Challenge: Turn every line of the records below into a Markdown table with the columns Row and Text: Row holds a running number and Text holds the line, with blank lines omitted.
····················
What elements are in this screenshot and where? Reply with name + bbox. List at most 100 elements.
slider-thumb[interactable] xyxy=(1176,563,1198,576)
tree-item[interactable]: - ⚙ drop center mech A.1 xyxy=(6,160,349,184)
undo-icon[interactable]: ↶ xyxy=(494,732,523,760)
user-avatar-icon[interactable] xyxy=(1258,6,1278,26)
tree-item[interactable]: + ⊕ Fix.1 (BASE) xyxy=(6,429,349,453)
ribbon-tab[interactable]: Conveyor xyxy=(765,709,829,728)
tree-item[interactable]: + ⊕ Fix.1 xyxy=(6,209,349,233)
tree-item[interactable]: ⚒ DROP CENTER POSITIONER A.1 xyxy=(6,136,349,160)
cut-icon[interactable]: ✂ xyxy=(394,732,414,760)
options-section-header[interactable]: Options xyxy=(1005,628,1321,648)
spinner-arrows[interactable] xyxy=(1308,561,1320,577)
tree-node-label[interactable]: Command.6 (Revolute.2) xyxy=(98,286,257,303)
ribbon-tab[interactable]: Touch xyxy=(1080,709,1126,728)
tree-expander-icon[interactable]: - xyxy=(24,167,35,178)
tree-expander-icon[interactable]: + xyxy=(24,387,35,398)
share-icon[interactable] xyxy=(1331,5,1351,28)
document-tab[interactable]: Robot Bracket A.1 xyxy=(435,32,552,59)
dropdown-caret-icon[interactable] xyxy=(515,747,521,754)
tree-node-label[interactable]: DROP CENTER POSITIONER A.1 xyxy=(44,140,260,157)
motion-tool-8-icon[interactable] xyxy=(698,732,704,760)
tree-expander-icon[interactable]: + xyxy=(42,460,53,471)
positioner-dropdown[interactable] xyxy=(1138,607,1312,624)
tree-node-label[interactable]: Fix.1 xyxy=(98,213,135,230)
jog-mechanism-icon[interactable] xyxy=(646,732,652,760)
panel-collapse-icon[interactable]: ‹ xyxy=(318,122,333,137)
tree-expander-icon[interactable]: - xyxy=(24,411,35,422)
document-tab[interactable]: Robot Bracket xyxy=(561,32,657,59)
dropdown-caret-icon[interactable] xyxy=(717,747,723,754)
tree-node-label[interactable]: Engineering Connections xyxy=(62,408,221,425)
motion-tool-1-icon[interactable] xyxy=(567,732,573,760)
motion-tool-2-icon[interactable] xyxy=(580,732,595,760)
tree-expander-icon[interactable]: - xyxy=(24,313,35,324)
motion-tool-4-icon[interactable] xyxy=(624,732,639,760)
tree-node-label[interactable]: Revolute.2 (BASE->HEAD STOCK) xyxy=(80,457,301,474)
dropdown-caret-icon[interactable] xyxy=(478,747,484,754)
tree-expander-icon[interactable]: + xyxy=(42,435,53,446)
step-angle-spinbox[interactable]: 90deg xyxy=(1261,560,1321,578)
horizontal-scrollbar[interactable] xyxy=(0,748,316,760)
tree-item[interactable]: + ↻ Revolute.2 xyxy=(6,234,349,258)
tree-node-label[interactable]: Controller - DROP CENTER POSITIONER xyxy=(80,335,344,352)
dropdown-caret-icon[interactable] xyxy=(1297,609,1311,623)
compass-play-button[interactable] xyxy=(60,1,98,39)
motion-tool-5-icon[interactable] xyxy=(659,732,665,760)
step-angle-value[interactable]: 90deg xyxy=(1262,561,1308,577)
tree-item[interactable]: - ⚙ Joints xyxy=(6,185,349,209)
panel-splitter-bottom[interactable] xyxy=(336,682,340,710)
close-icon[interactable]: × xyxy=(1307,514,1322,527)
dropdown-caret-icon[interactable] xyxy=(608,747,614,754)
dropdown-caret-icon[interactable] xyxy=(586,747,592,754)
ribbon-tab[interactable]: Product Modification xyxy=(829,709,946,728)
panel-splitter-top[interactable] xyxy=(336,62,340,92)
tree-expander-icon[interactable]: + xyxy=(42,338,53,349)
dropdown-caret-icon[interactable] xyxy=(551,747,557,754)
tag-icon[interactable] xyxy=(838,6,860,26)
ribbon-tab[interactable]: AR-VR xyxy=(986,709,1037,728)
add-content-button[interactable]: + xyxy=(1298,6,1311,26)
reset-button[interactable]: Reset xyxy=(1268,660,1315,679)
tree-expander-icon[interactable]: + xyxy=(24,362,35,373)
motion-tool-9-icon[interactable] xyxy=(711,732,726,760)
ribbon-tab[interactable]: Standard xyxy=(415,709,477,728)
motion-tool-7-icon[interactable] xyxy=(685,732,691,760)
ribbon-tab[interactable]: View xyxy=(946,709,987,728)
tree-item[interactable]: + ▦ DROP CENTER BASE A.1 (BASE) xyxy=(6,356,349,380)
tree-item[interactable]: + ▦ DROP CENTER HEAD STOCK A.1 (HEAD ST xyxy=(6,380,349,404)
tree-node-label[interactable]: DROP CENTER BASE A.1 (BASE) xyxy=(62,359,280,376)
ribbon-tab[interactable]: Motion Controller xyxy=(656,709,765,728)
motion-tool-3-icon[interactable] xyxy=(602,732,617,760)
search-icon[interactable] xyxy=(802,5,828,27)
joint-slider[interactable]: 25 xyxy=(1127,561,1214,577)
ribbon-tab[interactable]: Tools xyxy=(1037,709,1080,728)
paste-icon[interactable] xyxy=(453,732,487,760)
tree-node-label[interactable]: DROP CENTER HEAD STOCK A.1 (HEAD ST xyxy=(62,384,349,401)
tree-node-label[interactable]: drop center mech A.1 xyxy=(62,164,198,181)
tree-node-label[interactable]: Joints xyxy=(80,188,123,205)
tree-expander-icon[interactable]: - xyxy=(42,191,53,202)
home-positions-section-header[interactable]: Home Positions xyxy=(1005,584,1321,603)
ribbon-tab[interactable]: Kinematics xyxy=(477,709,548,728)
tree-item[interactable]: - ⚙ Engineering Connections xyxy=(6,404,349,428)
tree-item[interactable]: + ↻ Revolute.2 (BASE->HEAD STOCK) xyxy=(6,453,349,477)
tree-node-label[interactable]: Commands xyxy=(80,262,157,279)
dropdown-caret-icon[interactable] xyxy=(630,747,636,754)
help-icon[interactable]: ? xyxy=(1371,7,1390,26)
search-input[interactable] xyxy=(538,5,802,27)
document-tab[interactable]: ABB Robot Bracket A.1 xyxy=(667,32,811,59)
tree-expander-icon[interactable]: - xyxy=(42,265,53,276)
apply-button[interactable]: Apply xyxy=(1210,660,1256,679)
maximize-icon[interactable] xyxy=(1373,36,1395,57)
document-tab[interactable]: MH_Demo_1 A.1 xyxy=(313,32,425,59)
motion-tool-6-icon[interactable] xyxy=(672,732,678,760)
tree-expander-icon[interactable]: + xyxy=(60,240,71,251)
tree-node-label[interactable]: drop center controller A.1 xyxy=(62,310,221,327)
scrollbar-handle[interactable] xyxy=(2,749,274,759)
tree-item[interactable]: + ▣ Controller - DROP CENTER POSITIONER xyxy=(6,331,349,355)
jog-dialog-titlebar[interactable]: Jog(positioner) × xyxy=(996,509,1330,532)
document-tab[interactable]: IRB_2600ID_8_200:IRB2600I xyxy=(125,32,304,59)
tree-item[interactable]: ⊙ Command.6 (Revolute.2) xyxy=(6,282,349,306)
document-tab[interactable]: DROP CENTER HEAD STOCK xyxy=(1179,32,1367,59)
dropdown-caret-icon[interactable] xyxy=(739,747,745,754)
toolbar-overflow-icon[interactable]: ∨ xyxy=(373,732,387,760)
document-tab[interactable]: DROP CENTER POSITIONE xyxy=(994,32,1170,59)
····················
Output for this task:
| Row | Text |
|---|---|
| 1 | What elements are in this screenshot and where? Reply with name + bbox. List at most 100 elements. |
| 2 | slider-thumb[interactable] xyxy=(1176,563,1198,576) |
| 3 | tree-item[interactable]: - ⚙ drop center mech A.1 xyxy=(6,160,349,184) |
| 4 | undo-icon[interactable]: ↶ xyxy=(494,732,523,760) |
| 5 | user-avatar-icon[interactable] xyxy=(1258,6,1278,26) |
| 6 | tree-item[interactable]: + ⊕ Fix.1 (BASE) xyxy=(6,429,349,453) |
| 7 | ribbon-tab[interactable]: Conveyor xyxy=(765,709,829,728) |
| 8 | tree-item[interactable]: + ⊕ Fix.1 xyxy=(6,209,349,233) |
| 9 | tree-item[interactable]: ⚒ DROP CENTER POSITIONER A.1 xyxy=(6,136,349,160) |
| 10 | cut-icon[interactable]: ✂ xyxy=(394,732,414,760) |
| 11 | options-section-header[interactable]: Options xyxy=(1005,628,1321,648) |
| 12 | spinner-arrows[interactable] xyxy=(1308,561,1320,577) |
| 13 | tree-node-label[interactable]: Command.6 (Revolute.2) xyxy=(98,286,257,303) |
| 14 | ribbon-tab[interactable]: Touch xyxy=(1080,709,1126,728) |
| 15 | tree-expander-icon[interactable]: - xyxy=(24,167,35,178) |
| 16 | tree-expander-icon[interactable]: + xyxy=(24,387,35,398) |
| 17 | share-icon[interactable] xyxy=(1331,5,1351,28) |
| 18 | document-tab[interactable]: Robot Bracket A.1 xyxy=(435,32,552,59) |
| 19 | dropdown-caret-icon[interactable] xyxy=(515,747,521,754) |
| 20 | tree-node-label[interactable]: DROP CENTER POSITIONER A.1 xyxy=(44,140,260,157) |
| 21 | motion-tool-8-icon[interactable] xyxy=(698,732,704,760) |
| 22 | tree-expander-icon[interactable]: + xyxy=(42,460,53,471) |
| 23 | positioner-dropdown[interactable] xyxy=(1138,607,1312,624) |
| 24 | tree-node-label[interactable]: Fix.1 xyxy=(98,213,135,230) |
| 25 | jog-mechanism-icon[interactable] xyxy=(646,732,652,760) |
| 26 | panel-collapse-icon[interactable]: ‹ xyxy=(318,122,333,137) |
| 27 | tree-expander-icon[interactable]: - xyxy=(24,411,35,422) |
| 28 | document-tab[interactable]: Robot Bracket xyxy=(561,32,657,59) |
| 29 | dropdown-caret-icon[interactable] xyxy=(717,747,723,754) |
| 30 | tree-node-label[interactable]: Engineering Connections xyxy=(62,408,221,425) |
| 31 | motion-tool-1-icon[interactable] xyxy=(567,732,573,760) |
| 32 | motion-tool-2-icon[interactable] xyxy=(580,732,595,760) |
| 33 | tree-expander-icon[interactable]: - xyxy=(24,313,35,324) |
| 34 | motion-tool-4-icon[interactable] xyxy=(624,732,639,760) |
| 35 | tree-node-label[interactable]: Revolute.2 (BASE->HEAD STOCK) xyxy=(80,457,301,474) |
| 36 | dropdown-caret-icon[interactable] xyxy=(478,747,484,754) |
| 37 | tree-expander-icon[interactable]: + xyxy=(42,435,53,446) |
| 38 | step-angle-spinbox[interactable]: 90deg xyxy=(1261,560,1321,578) |
| 39 | horizontal-scrollbar[interactable] xyxy=(0,748,316,760) |
| 40 | tree-item[interactable]: + ↻ Revolute.2 xyxy=(6,234,349,258) |
| 41 | tree-node-label[interactable]: Controller - DROP CENTER POSITIONER xyxy=(80,335,344,352) |
| 42 | dropdown-caret-icon[interactable] xyxy=(1297,609,1311,623) |
| 43 | compass-play-button[interactable] xyxy=(60,1,98,39) |
| 44 | motion-tool-5-icon[interactable] xyxy=(659,732,665,760) |
| 45 | step-angle-value[interactable]: 90deg xyxy=(1262,561,1308,577) |
| 46 | tree-item[interactable]: - ⚙ Joints xyxy=(6,185,349,209) |
| 47 | panel-splitter-bottom[interactable] xyxy=(336,682,340,710) |
| 48 | close-icon[interactable]: × xyxy=(1307,514,1322,527) |
| 49 | dropdown-caret-icon[interactable] xyxy=(608,747,614,754) |
| 50 | dropdown-caret-icon[interactable] xyxy=(586,747,592,754) |
| 51 | ribbon-tab[interactable]: Product Modification xyxy=(829,709,946,728) |
| 52 | panel-splitter-top[interactable] xyxy=(336,62,340,92) |
| 53 | tree-expander-icon[interactable]: + xyxy=(42,338,53,349) |
| 54 | dropdown-caret-icon[interactable] xyxy=(551,747,557,754) |
| 55 | tag-icon[interactable] xyxy=(838,6,860,26) |
| 56 | ribbon-tab[interactable]: AR-VR xyxy=(986,709,1037,728) |
| 57 | add-content-button[interactable]: + xyxy=(1298,6,1311,26) |
| 58 | reset-button[interactable]: Reset xyxy=(1268,660,1315,679) |
| 59 | tree-expander-icon[interactable]: + xyxy=(24,362,35,373) |
| 60 | motion-tool-9-icon[interactable] xyxy=(711,732,726,760) |
| 61 | ribbon-tab[interactable]: Standard xyxy=(415,709,477,728) |
| 62 | motion-tool-7-icon[interactable] xyxy=(685,732,691,760) |
| 63 | ribbon-tab[interactable]: View xyxy=(946,709,987,728) |
| 64 | tree-item[interactable]: + ▦ DROP CENTER BASE A.1 (BASE) xyxy=(6,356,349,380) |
| 65 | tree-item[interactable]: + ▦ DROP CENTER HEAD STOCK A.1 (HEAD ST xyxy=(6,380,349,404) |
| 66 | tree-node-label[interactable]: DROP CENTER BASE A.1 (BASE) xyxy=(62,359,280,376) |
| 67 | ribbon-tab[interactable]: Motion Controller xyxy=(656,709,765,728) |
| 68 | motion-tool-3-icon[interactable] xyxy=(602,732,617,760) |
| 69 | search-icon[interactable] xyxy=(802,5,828,27) |
| 70 | joint-slider[interactable]: 25 xyxy=(1127,561,1214,577) |
| 71 | ribbon-tab[interactable]: Tools xyxy=(1037,709,1080,728) |
| 72 | paste-icon[interactable] xyxy=(453,732,487,760) |
| 73 | tree-node-label[interactable]: DROP CENTER HEAD STOCK A.1 (HEAD ST xyxy=(62,384,349,401) |
| 74 | tree-node-label[interactable]: drop center mech A.1 xyxy=(62,164,198,181) |
| 75 | tree-node-label[interactable]: Joints xyxy=(80,188,123,205) |
| 76 | tree-expander-icon[interactable]: - xyxy=(42,191,53,202) |
| 77 | home-positions-section-header[interactable]: Home Positions xyxy=(1005,584,1321,603) |
| 78 | ribbon-tab[interactable]: Kinematics xyxy=(477,709,548,728) |
| 79 | tree-item[interactable]: - ⚙ Engineering Connections xyxy=(6,404,349,428) |
| 80 | tree-item[interactable]: + ↻ Revolute.2 (BASE->HEAD STOCK) xyxy=(6,453,349,477) |
| 81 | tree-node-label[interactable]: Commands xyxy=(80,262,157,279) |
| 82 | dropdown-caret-icon[interactable] xyxy=(630,747,636,754) |
| 83 | help-icon[interactable]: ? xyxy=(1371,7,1390,26) |
| 84 | search-input[interactable] xyxy=(538,5,802,27) |
| 85 | document-tab[interactable]: ABB Robot Bracket A.1 xyxy=(667,32,811,59) |
| 86 | tree-expander-icon[interactable]: - xyxy=(42,265,53,276) |
| 87 | apply-button[interactable]: Apply xyxy=(1210,660,1256,679) |
| 88 | maximize-icon[interactable] xyxy=(1373,36,1395,57) |
| 89 | document-tab[interactable]: MH_Demo_1 A.1 xyxy=(313,32,425,59) |
| 90 | motion-tool-6-icon[interactable] xyxy=(672,732,678,760) |
| 91 | tree-expander-icon[interactable]: + xyxy=(60,240,71,251) |
| 92 | tree-node-label[interactable]: drop center controller A.1 xyxy=(62,310,221,327) |
| 93 | scrollbar-handle[interactable] xyxy=(2,749,274,759) |
| 94 | tree-item[interactable]: + ▣ Controller - DROP CENTER POSITIONER xyxy=(6,331,349,355) |
| 95 | jog-dialog-titlebar[interactable]: Jog(positioner) × xyxy=(996,509,1330,532) |
| 96 | document-tab[interactable]: IRB_2600ID_8_200:IRB2600I xyxy=(125,32,304,59) |
| 97 | tree-item[interactable]: ⊙ Command.6 (Revolute.2) xyxy=(6,282,349,306) |
| 98 | document-tab[interactable]: DROP CENTER HEAD STOCK xyxy=(1179,32,1367,59) |
| 99 | dropdown-caret-icon[interactable] xyxy=(739,747,745,754) |
| 100 | toolbar-overflow-icon[interactable]: ∨ xyxy=(373,732,387,760) |
| 101 | document-tab[interactable]: DROP CENTER POSITIONE xyxy=(994,32,1170,59) |